◆ EXERCISE
Transcribe the whole listing below without changing a word, but leave out every image.

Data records

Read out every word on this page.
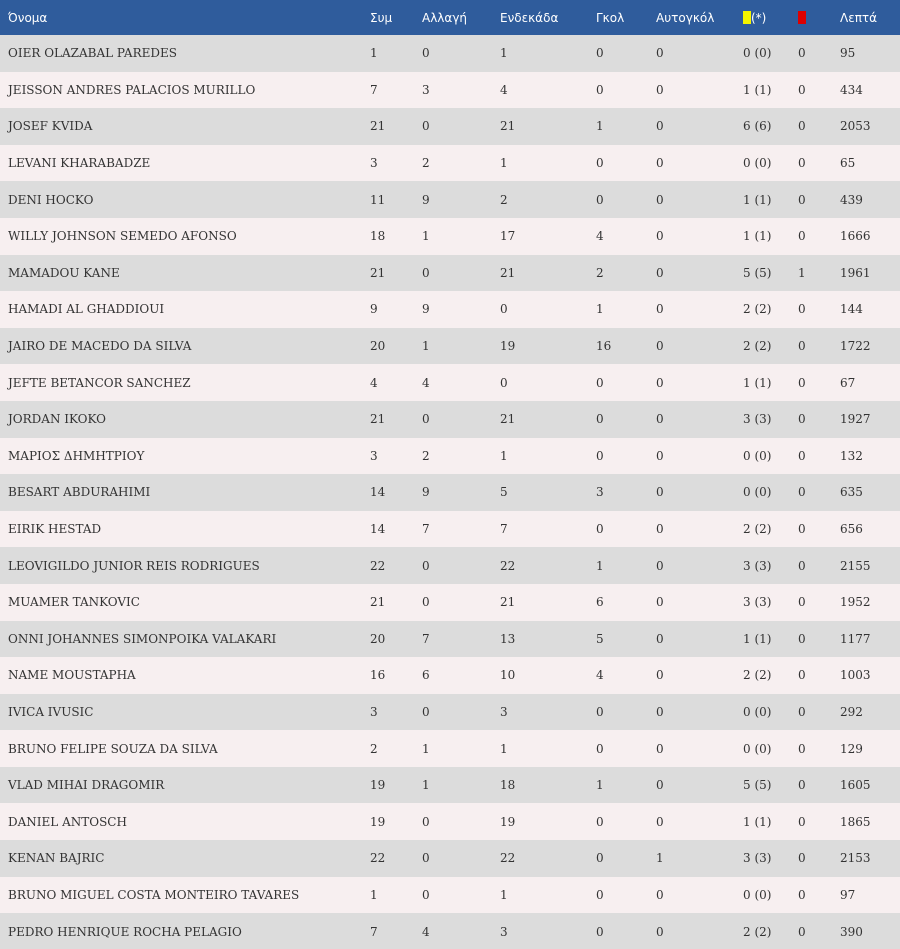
Όνομα	Συμ	Αλλαγή	Ενδεκάδα	Γκολ	Αυτογκόλ	(*)		Λεπτά
OIER OLAZABAL PAREDES	1	0	1	0	0	0 (0)	0	95
JEISSON ANDRES PALACIOS MURILLO	7	3	4	0	0	1 (1)	0	434
JOSEF KVIDA	21	0	21	1	0	6 (6)	0	2053
LEVANI KHARABADZE	3	2	1	0	0	0 (0)	0	65
DENI HOCKO	11	9	2	0	0	1 (1)	0	439
WILLY JOHNSON SEMEDO AFONSO	18	1	17	4	0	1 (1)	0	1666
MAMADOU KANE	21	0	21	2	0	5 (5)	1	1961
HAMADI AL GHADDIOUI	9	9	0	1	0	2 (2)	0	144
JAIRO DE MACEDO DA SILVA	20	1	19	16	0	2 (2)	0	1722
JEFTE BETANCOR SANCHEZ	4	4	0	0	0	1 (1)	0	67
JORDAN IKOKO	21	0	21	0	0	3 (3)	0	1927
ΜΑΡΙΟΣ ΔΗΜΗΤΡΙΟΥ	3	2	1	0	0	0 (0)	0	132
BESART ABDURAHIMI	14	9	5	3	0	0 (0)	0	635
EIRIK HESTAD	14	7	7	0	0	2 (2)	0	656
LEOVIGILDO JUNIOR REIS RODRIGUES	22	0	22	1	0	3 (3)	0	2155
MUAMER TANKOVIC	21	0	21	6	0	3 (3)	0	1952
ONNI JOHANNES SIMONPOIKA VALAKARI	20	7	13	5	0	1 (1)	0	1177
NAME MOUSTAPHA	16	6	10	4	0	2 (2)	0	1003
IVICA IVUSIC	3	0	3	0	0	0 (0)	0	292
BRUNO FELIPE SOUZA DA SILVA	2	1	1	0	0	0 (0)	0	129
VLAD MIHAI DRAGOMIR	19	1	18	1	0	5 (5)	0	1605
DANIEL ANTOSCH	19	0	19	0	0	1 (1)	0	1865
KENAN BAJRIC	22	0	22	0	1	3 (3)	0	2153
BRUNO MIGUEL COSTA MONTEIRO TAVARES	1	0	1	0	0	0 (0)	0	97
PEDRO HENRIQUE ROCHA PELAGIO	7	4	3	0	0	2 (2)	0	390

◆ RESPONSE FOR THIS EXERCISE
Read out every word on this page.
Όνομα	Συμ	Αλλαγή	Ενδεκάδα	Γκολ	Αυτογκόλ	(*)		Λεπτά
OIER OLAZABAL PAREDES	1	0	1	0	0	0 (0)	0	95
JEISSON ANDRES PALACIOS MURILLO	7	3	4	0	0	1 (1)	0	434
JOSEF KVIDA	21	0	21	1	0	6 (6)	0	2053
LEVANI KHARABADZE	3	2	1	0	0	0 (0)	0	65
DENI HOCKO	11	9	2	0	0	1 (1)	0	439
WILLY JOHNSON SEMEDO AFONSO	18	1	17	4	0	1 (1)	0	1666
MAMADOU KANE	21	0	21	2	0	5 (5)	1	1961
HAMADI AL GHADDIOUI	9	9	0	1	0	2 (2)	0	144
JAIRO DE MACEDO DA SILVA	20	1	19	16	0	2 (2)	0	1722
JEFTE BETANCOR SANCHEZ	4	4	0	0	0	1 (1)	0	67
JORDAN IKOKO	21	0	21	0	0	3 (3)	0	1927
ΜΑΡΙΟΣ ΔΗΜΗΤΡΙΟΥ	3	2	1	0	0	0 (0)	0	132
BESART ABDURAHIMI	14	9	5	3	0	0 (0)	0	635
EIRIK HESTAD	14	7	7	0	0	2 (2)	0	656
LEOVIGILDO JUNIOR REIS RODRIGUES	22	0	22	1	0	3 (3)	0	2155
MUAMER TANKOVIC	21	0	21	6	0	3 (3)	0	1952
ONNI JOHANNES SIMONPOIKA VALAKARI	20	7	13	5	0	1 (1)	0	1177
NAME MOUSTAPHA	16	6	10	4	0	2 (2)	0	1003
IVICA IVUSIC	3	0	3	0	0	0 (0)	0	292
BRUNO FELIPE SOUZA DA SILVA	2	1	1	0	0	0 (0)	0	129
VLAD MIHAI DRAGOMIR	19	1	18	1	0	5 (5)	0	1605
DANIEL ANTOSCH	19	0	19	0	0	1 (1)	0	1865
KENAN BAJRIC	22	0	22	0	1	3 (3)	0	2153
BRUNO MIGUEL COSTA MONTEIRO TAVARES	1	0	1	0	0	0 (0)	0	97
PEDRO HENRIQUE ROCHA PELAGIO	7	4	3	0	0	2 (2)	0	390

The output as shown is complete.